— Start —

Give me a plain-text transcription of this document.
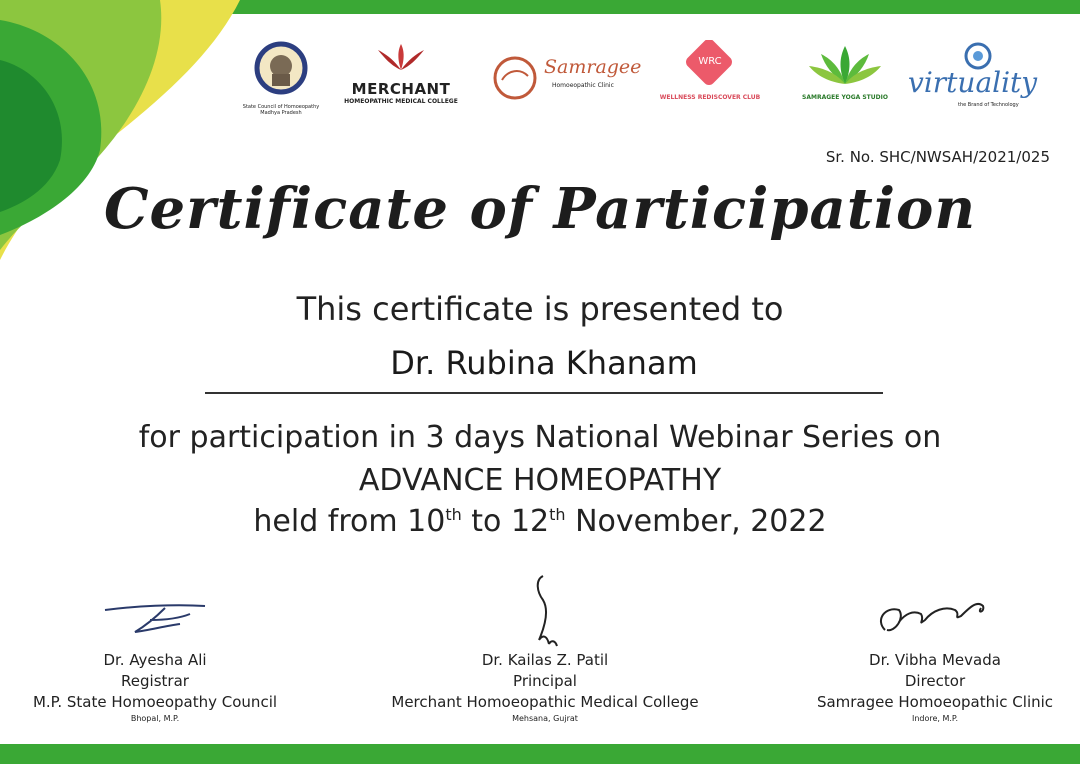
State Council of Homoeopathy Madhya Pradesh
MERCHANT
HOMEOPATHIC MEDICAL COLLEGE
Samragee
Homoeopathic Clinic
WRC
WELLNESS REDISCOVER CLUB	SAMRAGEE YOGA STUDIO virtuality
the Brand of Technology
Sr. No. SHC/NWSAH/2021/025
Certificate of Participation
This certificate is presented to
Dr. Rubina Khanam
for participation in 3 days National Webinar Series on
ADVANCE HOMEOPATHY
held from 10th to 12th November, 2022
Dr. Ayesha Ali
Registrar
M.P. State Homoeopathy Council
Bhopal, M.P.
Dr. Kailas Z. Patil
Principal
Merchant Homoeopathic Medical College
Mehsana, Gujrat
Dr. Vibha Mevada
Director
Samragee Homoeopathic Clinic
Indore, M.P.
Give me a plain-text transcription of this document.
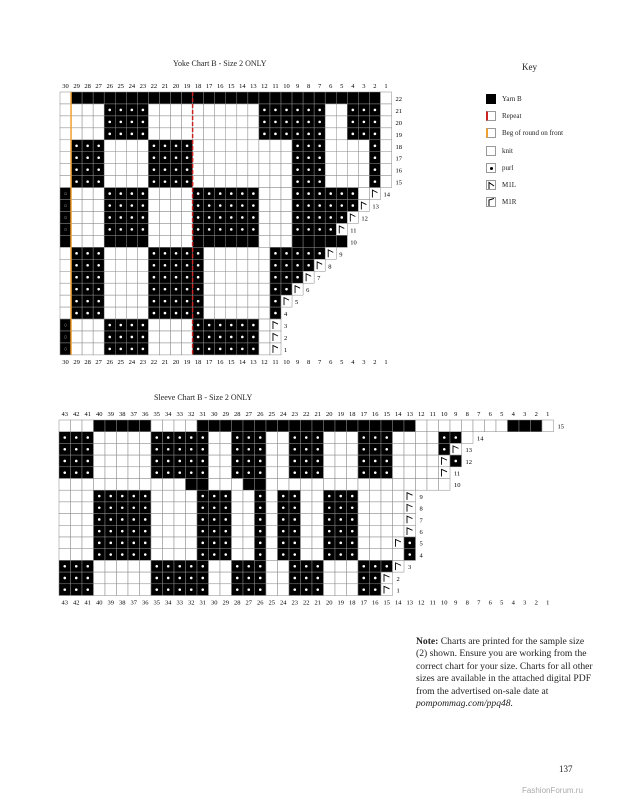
Yoke Chart B - Size 2 ONLY	Key
30
30
29
29
28
28
27
27
26
26
25
25
24
24
23
23
22
22
21
21
20
20
19
19
18
18
17
17
16
16
15
15
14
14
13
13
12
12
11
11
10
10
9
9
8
8
7
7
6
6
5
5
4
4
3
3
2
2
1
1
22
21
20
19
18
17
16
15
14
13
12
11
10
9
8
7
6
5
4
3
2
1
Yarn B
Repeat
Beg of round on front
knit
purl
M1L
M1R
Sleeve Chart B - Size 2 ONLY
43
43
42
42
41
41
40
40
39
39
38
38
37
37
36
36
35
35
34
34
33
33
32
32
31
31
30
30
29
29
28
28
27
27
26
26
25
25
24
24
23
23
22
22
21
21
20
20
19
19
18
18
17
17
16
16
15
15
14
14
13
13
12
12
11
11
10
10
9
9
8
8
7
7
6
6
5
5
4
4
3
3
2
2
1
1
15
14
13
12
11
10
9
8
7
6
5
4
3
2
1
Note: Charts are printed for the sample size (2) shown. Ensure you are working from the correct chart for your size. Charts for all other sizes are available in the attached digital PDF from the advertised on-sale date at pompommag.com/ppq48.
137
FashionForum.ru
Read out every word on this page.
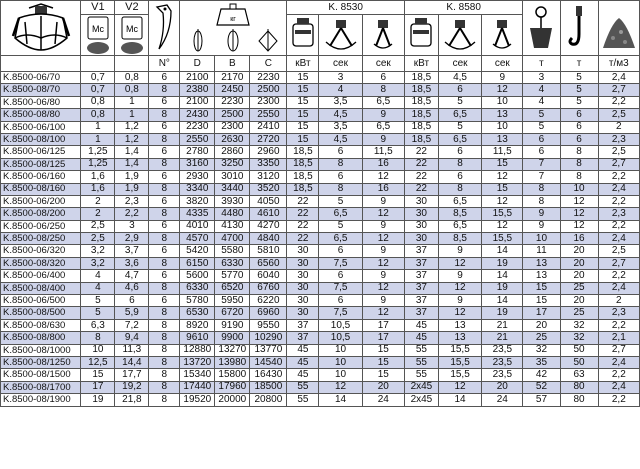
	V1	V2		кг			K. 8530			K. 8580	

Mc	Mc

			N°	D	B	C	кВт	сек	сек	кВт	сек	сек	т	т	т/м3
K.8500-06/70	0,7	0,8	6	2100	2170	2230	15	3	6	18,5	4,5	9	3	5	2,4
K.8500-08/70	0,7	0,8	8	2380	2450	2500	15	4	8	18,5	6	12	4	5	2,7
K.8500-06/80	0,8	1	6	2100	2230	2300	15	3,5	6,5	18,5	5	10	4	5	2,2
K.8500-08/80	0,8	1	8	2430	2500	2550	15	4,5	9	18,5	6,5	13	5	6	2,5
K.8500-06/100	1	1,2	6	2230	2300	2410	15	3,5	6,5	18,5	5	10	5	6	2
K.8500-08/100	1	1,2	8	2550	2630	2720	15	4,5	9	18,5	6,5	13	6	6	2,3
K.8500-06/125	1,25	1,4	6	2780	2860	2960	18,5	6	11,5	22	6	11,5	6	8	2,5
K.8500-08/125	1,25	1,4	8	3160	3250	3350	18,5	8	16	22	8	15	7	8	2,7
K.8500-06/160	1,6	1,9	6	2930	3010	3120	18,5	6	12	22	6	12	7	8	2,2
K.8500-08/160	1,6	1,9	8	3340	3440	3520	18,5	8	16	22	8	15	8	10	2,4
K.8500-06/200	2	2,3	6	3820	3930	4050	22	5	9	30	6,5	12	8	12	2,2
K.8500-08/200	2	2,2	8	4335	4480	4610	22	6,5	12	30	8,5	15,5	9	12	2,3
K.8500-06/250	2,5	3	6	4010	4130	4270	22	5	9	30	6,5	12	9	12	2,2
K.8500-08/250	2,5	2,9	8	4570	4700	4840	22	6,5	12	30	8,5	15,5	10	16	2,4
K.8500-06/320	3,2	3,7	6	5420	5580	5810	30	6	9	37	9	14	11	20	2,5
K.8500-08/320	3,2	3,6	8	6150	6330	6560	30	7,5	12	37	12	19	13	20	2,7
K.8500-06/400	4	4,7	6	5600	5770	6040	30	6	9	37	9	14	13	20	2,2
K.8500-08/400	4	4,6	8	6330	6520	6760	30	7,5	12	37	12	19	15	25	2,4
K.8500-06/500	5	6	6	5780	5950	6220	30	6	9	37	9	14	15	20	2
K.8500-08/500	5	5,9	8	6530	6720	6960	30	7,5	12	37	12	19	17	25	2,3
K.8500-08/630	6,3	7,2	8	8920	9190	9550	37	10,5	17	45	13	21	20	32	2,2
K.8500-08/800	8	9,4	8	9610	9900	10290	37	10,5	17	45	13	21	25	32	2,1
K.8500-08/1000	10	11,3	8	12880	13270	13770	45	10	15	55	15,5	23,5	32	50	2,7
K.8500-08/1250	12,5	14,4	8	13720	13980	14540	45	10	15	55	15,5	23,5	35	50	2,4
K.8500-08/1500	15	17,7	8	15340	15800	16430	45	10	15	55	15,5	23,5	42	63	2,2
K.8500-08/1700	17	19,2	8	17440	17960	18500	55	12	20	2x45	12	20	52	80	2,4
K.8500-08/1900	19	21,8	8	19520	20000	20800	55	14	24	2x45	14	24	57	80	2,2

— End —

**TASK REQUIREMENTS:** Some lines of the data above may hold the word "Clinic"; report how many do, and nothing else.

**RESULT FOR THIS TASK:** 2